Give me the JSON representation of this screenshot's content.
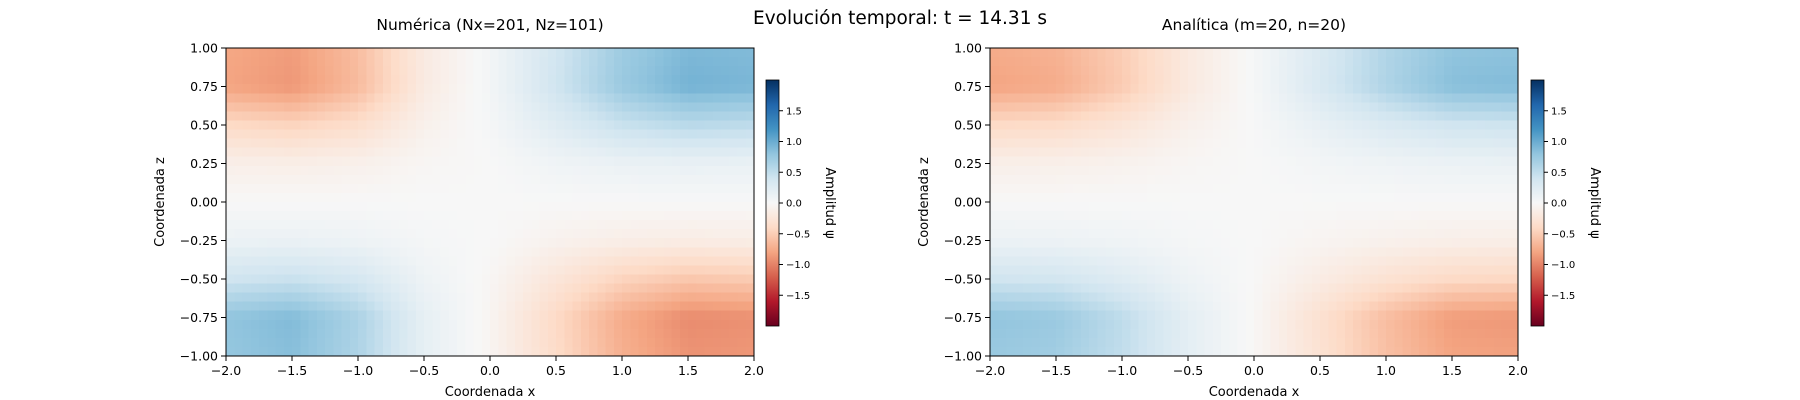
{
  "figure": {
    "suptitle": "Evolución temporal: t = 14.31 s"
  },
  "colorbar": {
    "label": "Amplitud ψ",
    "ticks": [
      -1.5,
      -1.0,
      -0.5,
      0.0,
      0.5,
      1.0,
      1.5
    ],
    "tick_labels": [
      "−1.5",
      "−1.0",
      "−0.5",
      "0.0",
      "0.5",
      "1.0",
      "1.5"
    ],
    "range": [
      -2.0,
      2.0
    ],
    "colormap": "RdBu",
    "colors": [
      "#67001f",
      "#b2182b",
      "#d6604d",
      "#f4a582",
      "#fddbc7",
      "#f7f7f7",
      "#d1e5f0",
      "#92c5de",
      "#4393c3",
      "#2166ac",
      "#053061"
    ]
  },
  "chart_data": [
    {
      "type": "heatmap",
      "title": "Numérica (Nx=201, Nz=101)",
      "xlabel": "Coordenada x",
      "ylabel": "Coordenada z",
      "xlim": [
        -2.0,
        2.0
      ],
      "ylim": [
        -1.0,
        1.0
      ],
      "xticks": [
        "−2.0",
        "−1.5",
        "−1.0",
        "−0.5",
        "0.0",
        "0.5",
        "1.0",
        "1.5",
        "2.0"
      ],
      "yticks": [
        "−1.00",
        "−0.75",
        "−0.50",
        "−0.25",
        "0.00",
        "0.25",
        "0.50",
        "0.75",
        "1.00"
      ],
      "x": [
        -2.0,
        -1.5,
        -1.0,
        -0.5,
        0.0,
        0.5,
        1.0,
        1.5,
        2.0
      ],
      "z": [
        1.0,
        0.75,
        0.5,
        0.25,
        0.0,
        -0.25,
        -0.5,
        -0.75,
        -1.0
      ],
      "values": [
        [
          -0.78,
          -0.85,
          -0.62,
          -0.18,
          0.05,
          0.38,
          0.72,
          0.9,
          0.88
        ],
        [
          -0.8,
          -0.88,
          -0.64,
          -0.18,
          0.05,
          0.4,
          0.75,
          0.95,
          0.92
        ],
        [
          -0.4,
          -0.45,
          -0.35,
          -0.1,
          0.03,
          0.25,
          0.45,
          0.55,
          0.52
        ],
        [
          -0.12,
          -0.13,
          -0.1,
          -0.03,
          0.0,
          0.08,
          0.13,
          0.15,
          0.14
        ],
        [
          0.0,
          0.0,
          0.0,
          0.0,
          0.0,
          0.0,
          0.0,
          0.0,
          0.0
        ],
        [
          0.12,
          0.13,
          0.1,
          0.03,
          0.0,
          -0.08,
          -0.13,
          -0.15,
          -0.14
        ],
        [
          0.4,
          0.45,
          0.35,
          0.1,
          -0.03,
          -0.25,
          -0.45,
          -0.55,
          -0.52
        ],
        [
          0.8,
          0.88,
          0.64,
          0.18,
          -0.05,
          -0.4,
          -0.75,
          -0.95,
          -0.92
        ],
        [
          0.78,
          0.85,
          0.62,
          0.18,
          -0.05,
          -0.38,
          -0.72,
          -0.9,
          -0.88
        ]
      ]
    },
    {
      "type": "heatmap",
      "title": "Analítica (m=20, n=20)",
      "xlabel": "Coordenada x",
      "ylabel": "Coordenada z",
      "xlim": [
        -2.0,
        2.0
      ],
      "ylim": [
        -1.0,
        1.0
      ],
      "xticks": [
        "−2.0",
        "−1.5",
        "−1.0",
        "−0.5",
        "0.0",
        "0.5",
        "1.0",
        "1.5",
        "2.0"
      ],
      "yticks": [
        "−1.00",
        "−0.75",
        "−0.50",
        "−0.25",
        "0.00",
        "0.25",
        "0.50",
        "0.75",
        "1.00"
      ],
      "x": [
        -2.0,
        -1.5,
        -1.0,
        -0.5,
        0.0,
        0.5,
        1.0,
        1.5,
        2.0
      ],
      "z": [
        1.0,
        0.75,
        0.5,
        0.25,
        0.0,
        -0.25,
        -0.5,
        -0.75,
        -1.0
      ],
      "values": [
        [
          -0.75,
          -0.7,
          -0.5,
          -0.2,
          0.02,
          0.3,
          0.6,
          0.8,
          0.82
        ],
        [
          -0.8,
          -0.75,
          -0.52,
          -0.2,
          0.02,
          0.32,
          0.62,
          0.85,
          0.88
        ],
        [
          -0.4,
          -0.38,
          -0.26,
          -0.1,
          0.01,
          0.16,
          0.3,
          0.4,
          0.42
        ],
        [
          -0.12,
          -0.11,
          -0.08,
          -0.03,
          0.0,
          0.05,
          0.09,
          0.12,
          0.13
        ],
        [
          0.0,
          0.0,
          0.0,
          0.0,
          0.0,
          0.0,
          0.0,
          0.0,
          0.0
        ],
        [
          0.12,
          0.11,
          0.08,
          0.03,
          0.0,
          -0.05,
          -0.09,
          -0.12,
          -0.13
        ],
        [
          0.4,
          0.38,
          0.26,
          0.1,
          -0.01,
          -0.16,
          -0.3,
          -0.4,
          -0.42
        ],
        [
          0.8,
          0.75,
          0.52,
          0.2,
          -0.02,
          -0.32,
          -0.62,
          -0.85,
          -0.88
        ],
        [
          0.75,
          0.7,
          0.5,
          0.2,
          -0.02,
          -0.3,
          -0.6,
          -0.8,
          -0.82
        ]
      ]
    }
  ]
}
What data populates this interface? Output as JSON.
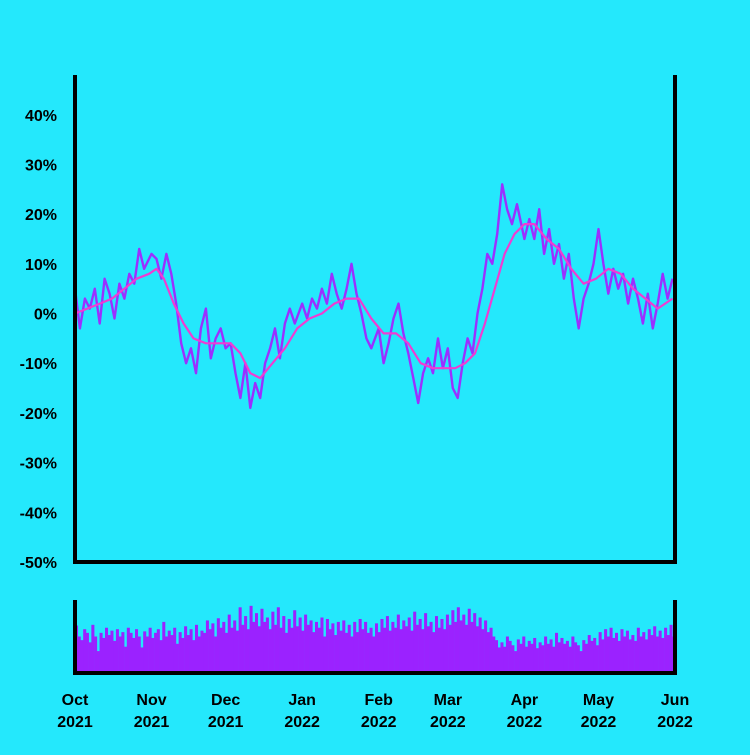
◆ ◆ ◆
The exercise = Each record above should be copied character for character, with pictures dropped.

Full output =
Give me the JSON representation of this screenshot's content.
{
  "figure": {
    "suptitle": "Evolución temporal: t = 14.31 s"
  },
  "colorbar": {
    "label": "Amplitud ψ",
    "ticks": [
      -1.5,
      -1.0,
      -0.5,
      0.0,
      0.5,
      1.0,
      1.5
    ],
    "tick_labels": [
      "−1.5",
      "−1.0",
      "−0.5",
      "0.0",
      "0.5",
      "1.0",
      "1.5"
    ],
    "range": [
      -2.0,
      2.0
    ],
    "colormap": "RdBu",
    "colors": [
      "#67001f",
      "#b2182b",
      "#d6604d",
      "#f4a582",
      "#fddbc7",
      "#f7f7f7",
      "#d1e5f0",
      "#92c5de",
      "#4393c3",
      "#2166ac",
      "#053061"
    ]
  },
  "chart_data": [
    {
      "type": "heatmap",
      "title": "Numérica (Nx=201, Nz=101)",
      "xlabel": "Coordenada x",
      "ylabel": "Coordenada z",
      "xlim": [
        -2.0,
        2.0
      ],
      "ylim": [
        -1.0,
        1.0
      ],
      "xticks": [
        "−2.0",
        "−1.5",
        "−1.0",
        "−0.5",
        "0.0",
        "0.5",
        "1.0",
        "1.5",
        "2.0"
      ],
      "yticks": [
        "−1.00",
        "−0.75",
        "−0.50",
        "−0.25",
        "0.00",
        "0.25",
        "0.50",
        "0.75",
        "1.00"
      ],
      "x": [
        -2.0,
        -1.5,
        -1.0,
        -0.5,
        0.0,
        0.5,
        1.0,
        1.5,
        2.0
      ],
      "z": [
        1.0,
        0.75,
        0.5,
        0.25,
        0.0,
        -0.25,
        -0.5,
        -0.75,
        -1.0
      ],
      "values": [
        [
          -0.78,
          -0.85,
          -0.62,
          -0.18,
          0.05,
          0.38,
          0.72,
          0.9,
          0.88
        ],
        [
          -0.8,
          -0.88,
          -0.64,
          -0.18,
          0.05,
          0.4,
          0.75,
          0.95,
          0.92
        ],
        [
          -0.4,
          -0.45,
          -0.35,
          -0.1,
          0.03,
          0.25,
          0.45,
          0.55,
          0.52
        ],
        [
          -0.12,
          -0.13,
          -0.1,
          -0.03,
          0.0,
          0.08,
          0.13,
          0.15,
          0.14
        ],
        [
          0.0,
          0.0,
          0.0,
          0.0,
          0.0,
          0.0,
          0.0,
          0.0,
          0.0
        ],
        [
          0.12,
          0.13,
          0.1,
          0.03,
          0.0,
          -0.08,
          -0.13,
          -0.15,
          -0.14
        ],
        [
          0.4,
          0.45,
          0.35,
          0.1,
          -0.03,
          -0.25,
          -0.45,
          -0.55,
          -0.52
        ],
        [
          0.8,
          0.88,
          0.64,
          0.18,
          -0.05,
          -0.4,
          -0.75,
          -0.95,
          -0.92
        ],
        [
          0.78,
          0.85,
          0.62,
          0.18,
          -0.05,
          -0.38,
          -0.72,
          -0.9,
          -0.88
        ]
      ]
    },
    {
      "type": "heatmap",
      "title": "Analítica (m=20, n=20)",
      "xlabel": "Coordenada x",
      "ylabel": "Coordenada z",
      "xlim": [
        -2.0,
        2.0
      ],
      "ylim": [
        -1.0,
        1.0
      ],
      "xticks": [
        "−2.0",
        "−1.5",
        "−1.0",
        "−0.5",
        "0.0",
        "0.5",
        "1.0",
        "1.5",
        "2.0"
      ],
      "yticks": [
        "−1.00",
        "−0.75",
        "−0.50",
        "−0.25",
        "0.00",
        "0.25",
        "0.50",
        "0.75",
        "1.00"
      ],
      "x": [
        -2.0,
        -1.5,
        -1.0,
        -0.5,
        0.0,
        0.5,
        1.0,
        1.5,
        2.0
      ],
      "z": [
        1.0,
        0.75,
        0.5,
        0.25,
        0.0,
        -0.25,
        -0.5,
        -0.75,
        -1.0
      ],
      "values": [
        [
          -0.75,
          -0.7,
          -0.5,
          -0.2,
          0.02,
          0.3,
          0.6,
          0.8,
          0.82
        ],
        [
          -0.8,
          -0.75,
          -0.52,
          -0.2,
          0.02,
          0.32,
          0.62,
          0.85,
          0.88
        ],
        [
          -0.4,
          -0.38,
          -0.26,
          -0.1,
          0.01,
          0.16,
          0.3,
          0.4,
          0.42
        ],
        [
          -0.12,
          -0.11,
          -0.08,
          -0.03,
          0.0,
          0.05,
          0.09,
          0.12,
          0.13
        ],
        [
          0.0,
          0.0,
          0.0,
          0.0,
          0.0,
          0.0,
          0.0,
          0.0,
          0.0
        ],
        [
          0.12,
          0.11,
          0.08,
          0.03,
          0.0,
          -0.05,
          -0.09,
          -0.12,
          -0.13
        ],
        [
          0.4,
          0.38,
          0.26,
          0.1,
          -0.01,
          -0.16,
          -0.3,
          -0.4,
          -0.42
        ],
        [
          0.8,
          0.75,
          0.52,
          0.2,
          -0.02,
          -0.32,
          -0.62,
          -0.85,
          -0.88
        ],
        [
          0.75,
          0.7,
          0.5,
          0.2,
          -0.02,
          -0.3,
          -0.6,
          -0.8,
          -0.82
        ]
      ]
    }
  ]
}
What data populates this interface? Output as JSON.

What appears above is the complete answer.